SUPPLIED RECORDS
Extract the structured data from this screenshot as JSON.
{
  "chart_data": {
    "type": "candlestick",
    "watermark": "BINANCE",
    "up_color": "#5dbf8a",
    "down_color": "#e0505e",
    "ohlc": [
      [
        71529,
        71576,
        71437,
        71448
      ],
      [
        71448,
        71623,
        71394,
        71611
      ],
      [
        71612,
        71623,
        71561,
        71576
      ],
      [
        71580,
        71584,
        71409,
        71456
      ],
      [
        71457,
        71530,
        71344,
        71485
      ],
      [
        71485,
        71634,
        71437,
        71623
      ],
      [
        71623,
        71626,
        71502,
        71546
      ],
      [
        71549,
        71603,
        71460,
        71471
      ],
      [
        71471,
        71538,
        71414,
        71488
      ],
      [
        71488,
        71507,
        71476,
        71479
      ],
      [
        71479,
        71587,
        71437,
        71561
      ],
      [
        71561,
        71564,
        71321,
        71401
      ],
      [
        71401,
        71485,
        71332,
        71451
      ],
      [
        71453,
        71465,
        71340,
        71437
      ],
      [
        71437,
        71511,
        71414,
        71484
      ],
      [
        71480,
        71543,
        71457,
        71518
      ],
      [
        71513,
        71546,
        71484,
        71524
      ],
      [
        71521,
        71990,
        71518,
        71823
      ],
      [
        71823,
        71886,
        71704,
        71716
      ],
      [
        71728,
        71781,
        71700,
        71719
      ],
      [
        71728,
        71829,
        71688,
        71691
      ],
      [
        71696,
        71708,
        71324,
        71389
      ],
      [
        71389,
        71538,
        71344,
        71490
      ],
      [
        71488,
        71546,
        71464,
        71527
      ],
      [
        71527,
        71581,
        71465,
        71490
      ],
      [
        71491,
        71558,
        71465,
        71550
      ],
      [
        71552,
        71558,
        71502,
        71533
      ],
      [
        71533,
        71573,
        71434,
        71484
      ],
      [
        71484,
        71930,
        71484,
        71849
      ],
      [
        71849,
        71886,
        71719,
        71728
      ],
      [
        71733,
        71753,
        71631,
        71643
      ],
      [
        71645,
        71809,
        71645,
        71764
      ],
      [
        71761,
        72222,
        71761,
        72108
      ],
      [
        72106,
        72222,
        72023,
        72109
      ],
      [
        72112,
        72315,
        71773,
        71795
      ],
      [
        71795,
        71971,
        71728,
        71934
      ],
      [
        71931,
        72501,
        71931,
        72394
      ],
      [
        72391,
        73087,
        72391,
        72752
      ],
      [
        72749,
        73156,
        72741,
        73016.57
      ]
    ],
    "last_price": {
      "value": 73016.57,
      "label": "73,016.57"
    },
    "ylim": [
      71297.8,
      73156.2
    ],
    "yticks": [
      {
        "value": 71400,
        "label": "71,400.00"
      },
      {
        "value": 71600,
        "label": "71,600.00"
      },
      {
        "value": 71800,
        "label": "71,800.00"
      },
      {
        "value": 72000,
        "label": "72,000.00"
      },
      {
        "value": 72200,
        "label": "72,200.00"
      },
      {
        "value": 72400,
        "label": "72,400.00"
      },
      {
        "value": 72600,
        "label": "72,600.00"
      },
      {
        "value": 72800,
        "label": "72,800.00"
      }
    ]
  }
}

CHALLENGE
Set down all of the data above, word for word.

RIGHT ANSWER
Extract the structured data from this screenshot as JSON.
{
  "chart_data": {
    "type": "candlestick",
    "watermark": "BINANCE",
    "up_color": "#5dbf8a",
    "down_color": "#e0505e",
    "ohlc": [
      [
        71529,
        71576,
        71437,
        71448
      ],
      [
        71448,
        71623,
        71394,
        71611
      ],
      [
        71612,
        71623,
        71561,
        71576
      ],
      [
        71580,
        71584,
        71409,
        71456
      ],
      [
        71457,
        71530,
        71344,
        71485
      ],
      [
        71485,
        71634,
        71437,
        71623
      ],
      [
        71623,
        71626,
        71502,
        71546
      ],
      [
        71549,
        71603,
        71460,
        71471
      ],
      [
        71471,
        71538,
        71414,
        71488
      ],
      [
        71488,
        71507,
        71476,
        71479
      ],
      [
        71479,
        71587,
        71437,
        71561
      ],
      [
        71561,
        71564,
        71321,
        71401
      ],
      [
        71401,
        71485,
        71332,
        71451
      ],
      [
        71453,
        71465,
        71340,
        71437
      ],
      [
        71437,
        71511,
        71414,
        71484
      ],
      [
        71480,
        71543,
        71457,
        71518
      ],
      [
        71513,
        71546,
        71484,
        71524
      ],
      [
        71521,
        71990,
        71518,
        71823
      ],
      [
        71823,
        71886,
        71704,
        71716
      ],
      [
        71728,
        71781,
        71700,
        71719
      ],
      [
        71728,
        71829,
        71688,
        71691
      ],
      [
        71696,
        71708,
        71324,
        71389
      ],
      [
        71389,
        71538,
        71344,
        71490
      ],
      [
        71488,
        71546,
        71464,
        71527
      ],
      [
        71527,
        71581,
        71465,
        71490
      ],
      [
        71491,
        71558,
        71465,
        71550
      ],
      [
        71552,
        71558,
        71502,
        71533
      ],
      [
        71533,
        71573,
        71434,
        71484
      ],
      [
        71484,
        71930,
        71484,
        71849
      ],
      [
        71849,
        71886,
        71719,
        71728
      ],
      [
        71733,
        71753,
        71631,
        71643
      ],
      [
        71645,
        71809,
        71645,
        71764
      ],
      [
        71761,
        72222,
        71761,
        72108
      ],
      [
        72106,
        72222,
        72023,
        72109
      ],
      [
        72112,
        72315,
        71773,
        71795
      ],
      [
        71795,
        71971,
        71728,
        71934
      ],
      [
        71931,
        72501,
        71931,
        72394
      ],
      [
        72391,
        73087,
        72391,
        72752
      ],
      [
        72749,
        73156,
        72741,
        73016.57
      ]
    ],
    "last_price": {
      "value": 73016.57,
      "label": "73,016.57"
    },
    "ylim": [
      71297.8,
      73156.2
    ],
    "yticks": [
      {
        "value": 71400,
        "label": "71,400.00"
      },
      {
        "value": 71600,
        "label": "71,600.00"
      },
      {
        "value": 71800,
        "label": "71,800.00"
      },
      {
        "value": 72000,
        "label": "72,000.00"
      },
      {
        "value": 72200,
        "label": "72,200.00"
      },
      {
        "value": 72400,
        "label": "72,400.00"
      },
      {
        "value": 72600,
        "label": "72,600.00"
      },
      {
        "value": 72800,
        "label": "72,800.00"
      }
    ]
  }
}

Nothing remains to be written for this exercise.